Data provided -
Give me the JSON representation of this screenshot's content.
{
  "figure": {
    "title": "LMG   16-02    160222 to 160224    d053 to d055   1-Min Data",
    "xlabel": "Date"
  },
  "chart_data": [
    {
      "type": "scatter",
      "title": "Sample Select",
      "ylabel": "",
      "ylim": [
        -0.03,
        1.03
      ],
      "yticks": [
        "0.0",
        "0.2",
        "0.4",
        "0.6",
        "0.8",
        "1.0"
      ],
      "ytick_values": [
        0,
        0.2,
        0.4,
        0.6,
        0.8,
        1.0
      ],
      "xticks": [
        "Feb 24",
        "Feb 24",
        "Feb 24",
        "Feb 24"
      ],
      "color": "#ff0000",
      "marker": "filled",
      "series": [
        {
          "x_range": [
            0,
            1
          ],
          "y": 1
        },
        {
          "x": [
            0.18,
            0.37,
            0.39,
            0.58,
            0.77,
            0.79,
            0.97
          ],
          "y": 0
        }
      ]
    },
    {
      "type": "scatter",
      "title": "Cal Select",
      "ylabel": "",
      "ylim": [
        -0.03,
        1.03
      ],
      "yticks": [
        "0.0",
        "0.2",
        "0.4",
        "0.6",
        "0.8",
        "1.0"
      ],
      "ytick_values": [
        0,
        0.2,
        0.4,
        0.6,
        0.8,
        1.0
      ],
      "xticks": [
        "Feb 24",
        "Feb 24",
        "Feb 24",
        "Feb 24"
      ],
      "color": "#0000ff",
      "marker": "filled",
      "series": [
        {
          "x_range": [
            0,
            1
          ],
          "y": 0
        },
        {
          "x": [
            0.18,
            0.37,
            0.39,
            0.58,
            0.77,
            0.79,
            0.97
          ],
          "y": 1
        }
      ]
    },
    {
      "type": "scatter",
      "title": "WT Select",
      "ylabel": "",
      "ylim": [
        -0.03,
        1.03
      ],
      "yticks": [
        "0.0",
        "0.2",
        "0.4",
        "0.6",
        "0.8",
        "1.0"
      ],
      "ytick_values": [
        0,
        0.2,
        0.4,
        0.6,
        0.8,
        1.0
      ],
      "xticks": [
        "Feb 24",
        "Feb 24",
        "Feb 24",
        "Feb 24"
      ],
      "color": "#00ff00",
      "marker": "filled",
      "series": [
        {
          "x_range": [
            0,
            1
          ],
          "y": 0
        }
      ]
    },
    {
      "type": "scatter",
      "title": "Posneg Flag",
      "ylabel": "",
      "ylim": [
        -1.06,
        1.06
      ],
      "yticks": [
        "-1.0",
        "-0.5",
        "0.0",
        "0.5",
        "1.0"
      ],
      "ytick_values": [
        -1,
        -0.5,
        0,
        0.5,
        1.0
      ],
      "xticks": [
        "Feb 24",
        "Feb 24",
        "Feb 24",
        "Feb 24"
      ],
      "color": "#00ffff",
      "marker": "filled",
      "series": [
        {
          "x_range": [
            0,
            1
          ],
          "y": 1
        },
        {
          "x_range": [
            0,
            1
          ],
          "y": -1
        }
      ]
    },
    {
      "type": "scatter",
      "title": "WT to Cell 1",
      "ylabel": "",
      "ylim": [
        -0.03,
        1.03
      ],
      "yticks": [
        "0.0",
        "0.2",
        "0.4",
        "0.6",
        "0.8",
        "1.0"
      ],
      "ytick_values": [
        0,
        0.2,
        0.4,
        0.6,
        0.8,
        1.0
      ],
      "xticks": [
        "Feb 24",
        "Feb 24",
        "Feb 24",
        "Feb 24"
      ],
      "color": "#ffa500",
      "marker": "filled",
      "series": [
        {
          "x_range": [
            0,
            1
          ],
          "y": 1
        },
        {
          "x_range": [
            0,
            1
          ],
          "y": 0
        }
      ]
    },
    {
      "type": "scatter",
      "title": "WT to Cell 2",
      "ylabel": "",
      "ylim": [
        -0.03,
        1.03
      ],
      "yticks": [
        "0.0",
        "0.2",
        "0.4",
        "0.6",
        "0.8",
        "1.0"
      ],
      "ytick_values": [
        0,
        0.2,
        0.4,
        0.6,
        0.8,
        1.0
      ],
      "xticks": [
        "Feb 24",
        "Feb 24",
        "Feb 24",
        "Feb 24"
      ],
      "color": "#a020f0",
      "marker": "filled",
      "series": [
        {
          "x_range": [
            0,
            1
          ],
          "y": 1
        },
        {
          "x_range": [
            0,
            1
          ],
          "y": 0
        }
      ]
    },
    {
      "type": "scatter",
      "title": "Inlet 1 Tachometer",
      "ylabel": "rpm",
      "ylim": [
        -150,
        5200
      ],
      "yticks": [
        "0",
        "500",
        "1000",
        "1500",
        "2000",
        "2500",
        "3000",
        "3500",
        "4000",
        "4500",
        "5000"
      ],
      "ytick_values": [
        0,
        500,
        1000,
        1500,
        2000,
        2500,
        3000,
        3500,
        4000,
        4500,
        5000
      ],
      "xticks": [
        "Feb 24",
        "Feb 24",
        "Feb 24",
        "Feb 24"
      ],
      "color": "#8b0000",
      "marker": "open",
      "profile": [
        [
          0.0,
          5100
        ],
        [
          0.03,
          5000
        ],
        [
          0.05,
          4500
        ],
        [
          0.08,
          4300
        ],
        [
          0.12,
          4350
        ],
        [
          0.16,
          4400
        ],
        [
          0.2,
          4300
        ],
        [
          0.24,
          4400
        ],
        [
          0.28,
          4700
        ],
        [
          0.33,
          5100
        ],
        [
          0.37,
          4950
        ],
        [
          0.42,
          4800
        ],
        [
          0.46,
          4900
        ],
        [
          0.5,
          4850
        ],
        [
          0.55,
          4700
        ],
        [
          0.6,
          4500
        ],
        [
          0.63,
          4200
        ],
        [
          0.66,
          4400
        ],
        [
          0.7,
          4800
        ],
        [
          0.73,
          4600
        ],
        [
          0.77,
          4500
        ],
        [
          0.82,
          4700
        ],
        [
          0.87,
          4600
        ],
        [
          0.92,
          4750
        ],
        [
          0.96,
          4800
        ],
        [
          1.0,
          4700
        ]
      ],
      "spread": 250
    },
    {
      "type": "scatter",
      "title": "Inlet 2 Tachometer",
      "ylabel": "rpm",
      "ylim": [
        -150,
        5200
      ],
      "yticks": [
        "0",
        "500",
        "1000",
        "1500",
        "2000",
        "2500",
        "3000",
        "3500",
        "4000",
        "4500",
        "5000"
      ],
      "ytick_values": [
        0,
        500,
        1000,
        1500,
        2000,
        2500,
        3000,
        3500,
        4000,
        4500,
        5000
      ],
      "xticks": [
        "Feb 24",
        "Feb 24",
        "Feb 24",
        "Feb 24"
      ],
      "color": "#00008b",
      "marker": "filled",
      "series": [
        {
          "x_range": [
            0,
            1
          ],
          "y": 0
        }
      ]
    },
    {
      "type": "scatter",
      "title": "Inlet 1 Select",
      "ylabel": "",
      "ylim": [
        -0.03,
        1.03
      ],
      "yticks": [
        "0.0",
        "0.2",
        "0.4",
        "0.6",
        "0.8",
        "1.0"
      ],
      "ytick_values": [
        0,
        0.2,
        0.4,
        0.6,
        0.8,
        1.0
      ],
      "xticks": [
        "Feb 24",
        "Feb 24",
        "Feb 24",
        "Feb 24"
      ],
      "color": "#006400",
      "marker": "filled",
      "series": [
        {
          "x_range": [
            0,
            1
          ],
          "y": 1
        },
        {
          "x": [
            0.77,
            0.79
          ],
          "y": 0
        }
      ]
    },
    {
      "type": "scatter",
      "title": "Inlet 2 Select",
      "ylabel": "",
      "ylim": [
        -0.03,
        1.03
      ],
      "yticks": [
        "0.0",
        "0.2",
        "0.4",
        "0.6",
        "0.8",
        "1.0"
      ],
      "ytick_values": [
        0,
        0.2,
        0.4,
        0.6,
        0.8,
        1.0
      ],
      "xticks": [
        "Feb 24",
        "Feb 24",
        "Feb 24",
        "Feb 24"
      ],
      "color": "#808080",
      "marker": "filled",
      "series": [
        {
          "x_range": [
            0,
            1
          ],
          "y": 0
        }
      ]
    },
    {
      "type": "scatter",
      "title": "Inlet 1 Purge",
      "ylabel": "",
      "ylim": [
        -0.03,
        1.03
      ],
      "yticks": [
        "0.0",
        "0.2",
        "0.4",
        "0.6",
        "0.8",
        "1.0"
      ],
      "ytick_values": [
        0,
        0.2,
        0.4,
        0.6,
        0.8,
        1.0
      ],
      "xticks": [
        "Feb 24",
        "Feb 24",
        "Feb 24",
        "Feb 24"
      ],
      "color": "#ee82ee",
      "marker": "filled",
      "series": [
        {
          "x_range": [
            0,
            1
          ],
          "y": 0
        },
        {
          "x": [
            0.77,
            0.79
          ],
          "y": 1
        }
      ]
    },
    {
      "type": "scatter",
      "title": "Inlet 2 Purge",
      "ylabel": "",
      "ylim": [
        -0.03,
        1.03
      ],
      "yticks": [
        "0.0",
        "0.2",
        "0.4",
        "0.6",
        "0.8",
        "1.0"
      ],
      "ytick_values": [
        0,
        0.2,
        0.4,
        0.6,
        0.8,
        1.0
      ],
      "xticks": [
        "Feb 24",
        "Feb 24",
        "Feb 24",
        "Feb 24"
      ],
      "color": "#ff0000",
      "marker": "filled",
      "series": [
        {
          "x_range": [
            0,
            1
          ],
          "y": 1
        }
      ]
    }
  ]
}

What is expected - State the number of lines in the records that include "Tachometer", and write nothing else.

Answer in full - 2